> **Text excerpt**

------

I know very little about the headliners and nothing about the opening act and sometimes I prefer to write these reviews going in mostly blind and letting the band’s live performance speak for itself. In the case of both The Hu and The Haunt they’re better experienced live.
The Haunt is an eclectic mix of moody indie rock mixed with darker pop sensibilities. The band plays a fitting backdrop to the vocal talents of Anastasia which has a raspy texture to it that’s missing from studio recordings. Her very physical performance - climbing on the bass amp, drum riser etc to contort her body in such a way of expressing agony is matched by her attire. The pure white nightgown and bare feet made me think of ‘The Exorcist’. More fitting of the name The Haunt than her bandmates.
Though what the fuck do I know about fashion anyway? I wear black jeans and band shirts everywhere outside my day job.

------

> **Extracted material**

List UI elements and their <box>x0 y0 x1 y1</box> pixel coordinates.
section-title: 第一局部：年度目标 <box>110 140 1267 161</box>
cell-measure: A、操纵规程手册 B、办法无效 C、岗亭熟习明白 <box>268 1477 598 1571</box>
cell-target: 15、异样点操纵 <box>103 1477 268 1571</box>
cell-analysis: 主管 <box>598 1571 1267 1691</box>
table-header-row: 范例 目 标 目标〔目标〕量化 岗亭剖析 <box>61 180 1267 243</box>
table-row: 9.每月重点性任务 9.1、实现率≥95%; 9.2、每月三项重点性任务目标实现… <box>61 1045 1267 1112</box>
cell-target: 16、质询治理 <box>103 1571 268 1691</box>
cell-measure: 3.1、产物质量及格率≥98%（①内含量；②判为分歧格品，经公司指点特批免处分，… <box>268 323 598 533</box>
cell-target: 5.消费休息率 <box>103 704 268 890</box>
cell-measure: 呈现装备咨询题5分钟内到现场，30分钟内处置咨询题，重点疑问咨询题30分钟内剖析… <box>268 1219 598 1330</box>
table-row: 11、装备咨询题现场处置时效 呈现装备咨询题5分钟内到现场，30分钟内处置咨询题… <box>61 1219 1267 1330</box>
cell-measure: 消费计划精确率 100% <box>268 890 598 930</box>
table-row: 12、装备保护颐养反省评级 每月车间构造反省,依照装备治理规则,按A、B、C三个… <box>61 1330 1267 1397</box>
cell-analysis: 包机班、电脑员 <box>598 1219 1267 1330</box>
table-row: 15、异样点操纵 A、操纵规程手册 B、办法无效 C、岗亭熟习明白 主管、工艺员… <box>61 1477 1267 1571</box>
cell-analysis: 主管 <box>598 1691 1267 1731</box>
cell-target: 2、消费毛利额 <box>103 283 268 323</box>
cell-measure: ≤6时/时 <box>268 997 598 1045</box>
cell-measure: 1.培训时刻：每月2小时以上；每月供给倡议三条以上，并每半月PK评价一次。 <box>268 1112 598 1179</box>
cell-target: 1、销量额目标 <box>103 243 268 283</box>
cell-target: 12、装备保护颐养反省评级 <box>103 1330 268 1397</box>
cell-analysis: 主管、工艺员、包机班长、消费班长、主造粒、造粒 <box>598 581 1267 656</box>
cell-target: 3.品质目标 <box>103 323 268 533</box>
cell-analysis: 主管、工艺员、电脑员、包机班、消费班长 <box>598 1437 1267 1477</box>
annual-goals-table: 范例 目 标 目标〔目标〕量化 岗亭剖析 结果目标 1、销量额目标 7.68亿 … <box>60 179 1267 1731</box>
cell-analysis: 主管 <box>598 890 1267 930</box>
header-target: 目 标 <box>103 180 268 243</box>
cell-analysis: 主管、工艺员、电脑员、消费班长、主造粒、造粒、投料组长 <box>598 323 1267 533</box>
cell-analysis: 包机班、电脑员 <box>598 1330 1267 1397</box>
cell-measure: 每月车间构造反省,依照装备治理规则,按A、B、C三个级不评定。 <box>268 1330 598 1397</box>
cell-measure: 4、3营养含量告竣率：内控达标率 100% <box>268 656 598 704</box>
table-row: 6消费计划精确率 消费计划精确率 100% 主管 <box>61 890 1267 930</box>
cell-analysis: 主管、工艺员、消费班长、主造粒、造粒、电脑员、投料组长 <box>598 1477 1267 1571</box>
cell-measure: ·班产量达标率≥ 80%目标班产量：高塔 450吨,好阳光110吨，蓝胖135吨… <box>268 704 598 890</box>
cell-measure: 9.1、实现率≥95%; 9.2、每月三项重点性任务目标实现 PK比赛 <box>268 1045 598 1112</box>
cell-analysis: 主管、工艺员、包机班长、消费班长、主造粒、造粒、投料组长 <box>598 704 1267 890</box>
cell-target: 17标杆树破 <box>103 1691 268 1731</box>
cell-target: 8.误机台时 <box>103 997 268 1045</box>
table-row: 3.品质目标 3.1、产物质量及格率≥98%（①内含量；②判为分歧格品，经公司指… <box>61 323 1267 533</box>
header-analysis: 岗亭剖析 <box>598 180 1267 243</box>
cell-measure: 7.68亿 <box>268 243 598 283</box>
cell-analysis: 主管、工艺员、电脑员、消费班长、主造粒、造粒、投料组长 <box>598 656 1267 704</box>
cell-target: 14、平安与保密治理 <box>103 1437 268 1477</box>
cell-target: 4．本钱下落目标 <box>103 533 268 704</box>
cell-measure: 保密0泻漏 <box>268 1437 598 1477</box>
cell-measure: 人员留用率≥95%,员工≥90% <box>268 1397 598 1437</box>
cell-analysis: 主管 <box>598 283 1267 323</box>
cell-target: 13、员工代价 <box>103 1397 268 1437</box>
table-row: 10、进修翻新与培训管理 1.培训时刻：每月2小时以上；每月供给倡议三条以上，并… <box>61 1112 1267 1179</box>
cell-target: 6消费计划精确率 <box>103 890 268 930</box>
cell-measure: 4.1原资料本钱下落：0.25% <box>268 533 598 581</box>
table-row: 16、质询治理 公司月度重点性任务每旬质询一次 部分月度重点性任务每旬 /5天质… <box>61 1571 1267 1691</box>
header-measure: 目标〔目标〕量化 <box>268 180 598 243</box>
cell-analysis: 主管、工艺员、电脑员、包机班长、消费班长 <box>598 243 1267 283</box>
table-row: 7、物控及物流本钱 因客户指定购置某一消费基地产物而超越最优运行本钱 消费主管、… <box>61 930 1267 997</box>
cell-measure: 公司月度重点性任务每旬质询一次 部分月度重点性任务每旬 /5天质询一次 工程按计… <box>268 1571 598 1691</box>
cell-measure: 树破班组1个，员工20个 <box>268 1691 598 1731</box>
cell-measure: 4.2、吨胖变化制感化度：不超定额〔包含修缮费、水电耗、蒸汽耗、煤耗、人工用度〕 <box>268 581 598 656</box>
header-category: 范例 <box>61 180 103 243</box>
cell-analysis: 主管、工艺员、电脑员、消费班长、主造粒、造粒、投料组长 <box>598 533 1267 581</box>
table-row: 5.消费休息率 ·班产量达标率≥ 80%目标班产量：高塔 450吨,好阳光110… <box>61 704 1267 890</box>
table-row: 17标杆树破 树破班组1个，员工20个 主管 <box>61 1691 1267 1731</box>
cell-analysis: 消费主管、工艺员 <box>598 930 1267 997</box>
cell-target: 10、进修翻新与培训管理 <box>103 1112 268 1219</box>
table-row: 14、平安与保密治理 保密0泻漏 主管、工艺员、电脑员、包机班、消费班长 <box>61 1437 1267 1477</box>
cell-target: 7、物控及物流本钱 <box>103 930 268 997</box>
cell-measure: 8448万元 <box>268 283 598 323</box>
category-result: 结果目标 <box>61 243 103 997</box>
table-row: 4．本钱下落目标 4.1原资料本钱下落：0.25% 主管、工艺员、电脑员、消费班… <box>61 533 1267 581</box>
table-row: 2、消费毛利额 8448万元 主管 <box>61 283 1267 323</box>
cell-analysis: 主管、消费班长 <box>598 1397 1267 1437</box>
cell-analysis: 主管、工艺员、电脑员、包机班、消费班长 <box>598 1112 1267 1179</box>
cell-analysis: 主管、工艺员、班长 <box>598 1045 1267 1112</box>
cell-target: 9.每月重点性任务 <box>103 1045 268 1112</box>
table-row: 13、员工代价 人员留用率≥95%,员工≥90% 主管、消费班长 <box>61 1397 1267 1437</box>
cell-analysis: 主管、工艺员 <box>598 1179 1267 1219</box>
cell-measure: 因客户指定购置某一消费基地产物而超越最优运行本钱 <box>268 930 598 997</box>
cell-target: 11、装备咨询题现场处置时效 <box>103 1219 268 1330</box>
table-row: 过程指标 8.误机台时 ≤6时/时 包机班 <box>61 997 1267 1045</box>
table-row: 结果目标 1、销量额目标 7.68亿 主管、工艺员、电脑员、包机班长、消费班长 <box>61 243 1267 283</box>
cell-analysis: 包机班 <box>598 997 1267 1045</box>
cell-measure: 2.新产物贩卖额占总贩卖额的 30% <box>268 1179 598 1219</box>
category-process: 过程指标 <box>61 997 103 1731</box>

------

> **Objectives**
#1 Answer these from the concert review, one line each:
(a) What does Anastasia's voice have live that studio recordings lack?
(b) Which film did her attire call to mind?
(c) What does the reviewer wear everywhere outside the day job?
#2 Sum up the concert review in two sentences.
#3 Carry the concert review on from its last sentence.

> **The replies**
#1
(a) A raspy texture.
(b) 'The Exorcist'.
(c) Black jeans and band shirts.

#2 Knowing little about the headliners and nothing about the opening act, the reviewer went in mostly blind and finds both The Hu and The Haunt better experienced live. The Haunt mixes moody indie rock with darker pop, and Anastasia's raspy live voice, physical performance, and white nightgown with bare feet recalled 'The Exorcist' for the reviewer.

#3
As much as I enjoy most of what the band has to offer and I appreciate the darkness of the music I have to say one aspect I hope improves are the lyrics. As I’m writing this part of the review I’m listening to “Love You Better” on repeat trying to work out in my head how exactly someone loves you better once they’re dead. If there is an artist I’d like to point the members of The Haunt to as a recommendation it would be former Acid Bath singer Dax Riggs’ solo work or his band Deadboy and the Elephantmen. Because even if “Living Is Suicide” is probably just as nonsensical it still seems to make more sense to me.
Check out the Haunt on Spotify and be on the lookout for the soon to be released first full length album.
Pretty soon after I started listening to metal I was searching out how bands did the genre their way elsewhere in the world. It started with Swedish death metal and Norwegian black metal but quickly I was searching out bands from all over the world and how they would insert their cultures' folk instruments into their music.
One of my favorite examples early on was Taiwan’s Chthonic use of the erhu or hiân-á as well as their native folk songs and lore. As another example, as much as I love Panopticon’s use of the banjo, Norway's Taake did it best with their song “Myr”.
So all that said forgive me if I find your Baby Metal fandom more cute than anything.
So all that is to say that I’m not as easily impressed with the concept of rock/metal + insert cultural identity as I once was…
Except - wait for it… The Mongols.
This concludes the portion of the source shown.